Exercise instructions
Go through the listing beneath this task and return every line that carries the string "from".

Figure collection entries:
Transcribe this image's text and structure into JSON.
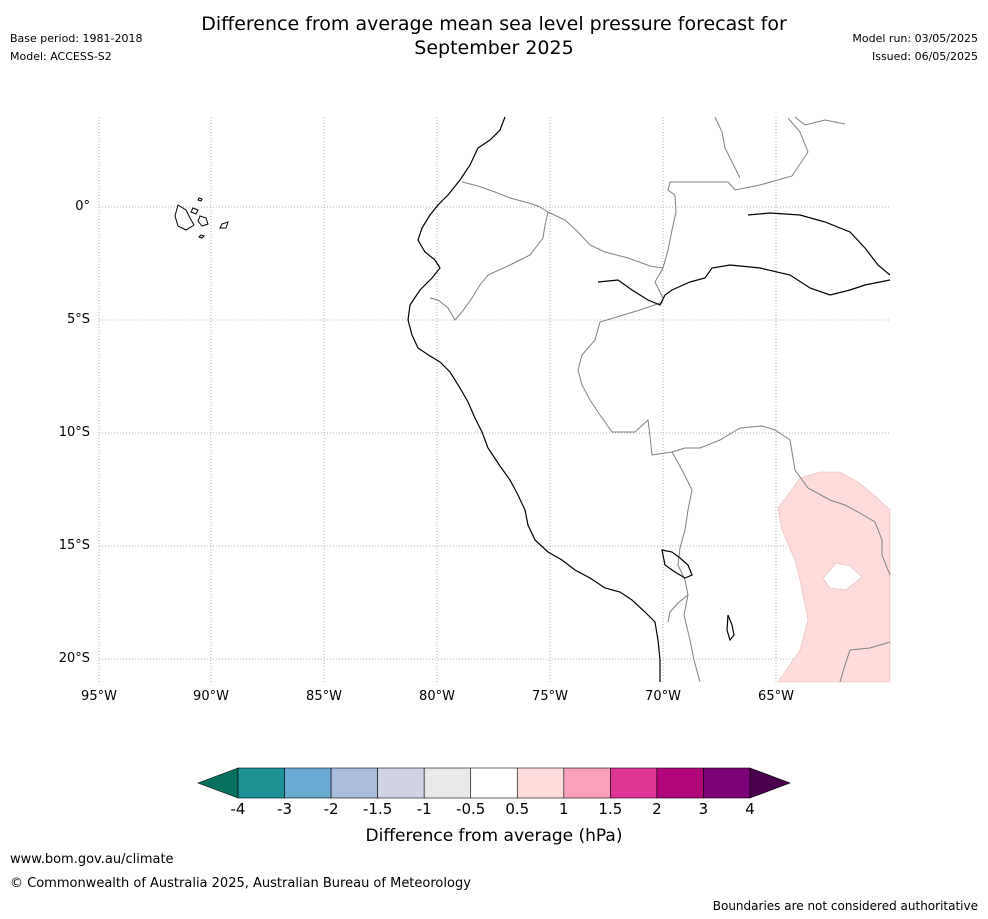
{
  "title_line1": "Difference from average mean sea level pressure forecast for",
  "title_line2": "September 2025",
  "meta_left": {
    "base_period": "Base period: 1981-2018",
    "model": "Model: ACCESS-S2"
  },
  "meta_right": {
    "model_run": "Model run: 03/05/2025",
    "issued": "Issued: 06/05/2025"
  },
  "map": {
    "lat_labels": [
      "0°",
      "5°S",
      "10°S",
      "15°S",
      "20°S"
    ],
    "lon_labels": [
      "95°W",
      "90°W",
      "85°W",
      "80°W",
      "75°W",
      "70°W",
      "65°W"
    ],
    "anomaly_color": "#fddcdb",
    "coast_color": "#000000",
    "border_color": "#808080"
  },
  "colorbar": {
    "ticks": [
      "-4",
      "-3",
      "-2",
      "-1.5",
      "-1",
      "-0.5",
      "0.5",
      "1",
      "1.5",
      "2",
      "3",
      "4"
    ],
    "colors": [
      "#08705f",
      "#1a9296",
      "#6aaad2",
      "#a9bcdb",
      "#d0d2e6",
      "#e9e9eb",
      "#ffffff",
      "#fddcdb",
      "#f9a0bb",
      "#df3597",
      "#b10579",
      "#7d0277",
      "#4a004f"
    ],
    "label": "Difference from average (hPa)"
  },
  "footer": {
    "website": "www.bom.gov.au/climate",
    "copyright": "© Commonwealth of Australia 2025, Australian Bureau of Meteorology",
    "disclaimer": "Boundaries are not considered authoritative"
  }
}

...

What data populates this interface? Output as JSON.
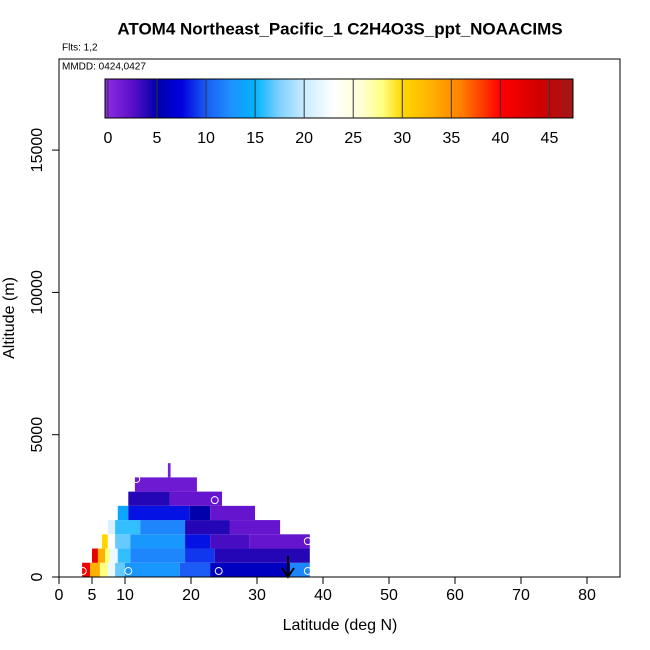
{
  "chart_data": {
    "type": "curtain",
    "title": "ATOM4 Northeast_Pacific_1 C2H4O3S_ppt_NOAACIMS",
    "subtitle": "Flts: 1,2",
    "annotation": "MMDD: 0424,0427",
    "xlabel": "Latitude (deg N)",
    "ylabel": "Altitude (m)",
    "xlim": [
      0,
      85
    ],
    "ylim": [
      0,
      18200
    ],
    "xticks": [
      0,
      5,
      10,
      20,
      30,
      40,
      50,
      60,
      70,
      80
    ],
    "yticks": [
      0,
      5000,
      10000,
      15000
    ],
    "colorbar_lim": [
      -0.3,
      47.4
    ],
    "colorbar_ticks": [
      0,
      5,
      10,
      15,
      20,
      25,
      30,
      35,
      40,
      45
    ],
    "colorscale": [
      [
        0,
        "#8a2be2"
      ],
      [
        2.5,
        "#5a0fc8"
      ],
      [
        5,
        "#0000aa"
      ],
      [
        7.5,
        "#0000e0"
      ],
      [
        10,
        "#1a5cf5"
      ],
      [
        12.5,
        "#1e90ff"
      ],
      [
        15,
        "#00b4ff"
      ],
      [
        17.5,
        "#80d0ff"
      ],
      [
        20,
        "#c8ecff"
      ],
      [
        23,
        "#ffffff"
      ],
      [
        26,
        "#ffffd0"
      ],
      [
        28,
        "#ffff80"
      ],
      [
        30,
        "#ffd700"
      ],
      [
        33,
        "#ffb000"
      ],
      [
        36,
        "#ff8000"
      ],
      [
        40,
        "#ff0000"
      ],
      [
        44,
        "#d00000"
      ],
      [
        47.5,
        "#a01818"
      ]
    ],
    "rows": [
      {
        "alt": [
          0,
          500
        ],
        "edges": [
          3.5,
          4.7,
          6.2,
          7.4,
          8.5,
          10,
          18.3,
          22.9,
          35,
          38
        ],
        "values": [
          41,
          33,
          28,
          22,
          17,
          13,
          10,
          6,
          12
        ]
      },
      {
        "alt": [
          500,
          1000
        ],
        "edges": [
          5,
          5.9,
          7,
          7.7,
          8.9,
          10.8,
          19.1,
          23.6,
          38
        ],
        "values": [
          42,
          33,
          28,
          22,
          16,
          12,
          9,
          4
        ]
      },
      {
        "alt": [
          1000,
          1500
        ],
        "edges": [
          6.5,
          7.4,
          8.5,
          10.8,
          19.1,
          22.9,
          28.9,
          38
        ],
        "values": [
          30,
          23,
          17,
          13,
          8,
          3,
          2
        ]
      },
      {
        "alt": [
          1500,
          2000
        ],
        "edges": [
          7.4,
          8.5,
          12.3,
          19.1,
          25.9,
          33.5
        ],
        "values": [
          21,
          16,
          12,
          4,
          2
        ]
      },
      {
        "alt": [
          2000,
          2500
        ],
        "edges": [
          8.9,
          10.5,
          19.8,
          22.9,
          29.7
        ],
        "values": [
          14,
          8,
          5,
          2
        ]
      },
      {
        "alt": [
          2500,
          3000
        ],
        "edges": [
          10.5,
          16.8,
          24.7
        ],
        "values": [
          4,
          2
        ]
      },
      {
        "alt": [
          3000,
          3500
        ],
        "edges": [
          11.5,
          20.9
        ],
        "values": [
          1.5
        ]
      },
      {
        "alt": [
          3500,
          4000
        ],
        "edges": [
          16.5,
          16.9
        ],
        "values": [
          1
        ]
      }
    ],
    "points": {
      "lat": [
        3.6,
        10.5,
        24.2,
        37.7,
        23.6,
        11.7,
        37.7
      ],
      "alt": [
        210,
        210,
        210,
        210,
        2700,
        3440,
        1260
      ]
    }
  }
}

Answer to the problem
  "title_line1": "Difference from average mean sea level pressure forecast for",
    "label": "Difference from average (hPa)"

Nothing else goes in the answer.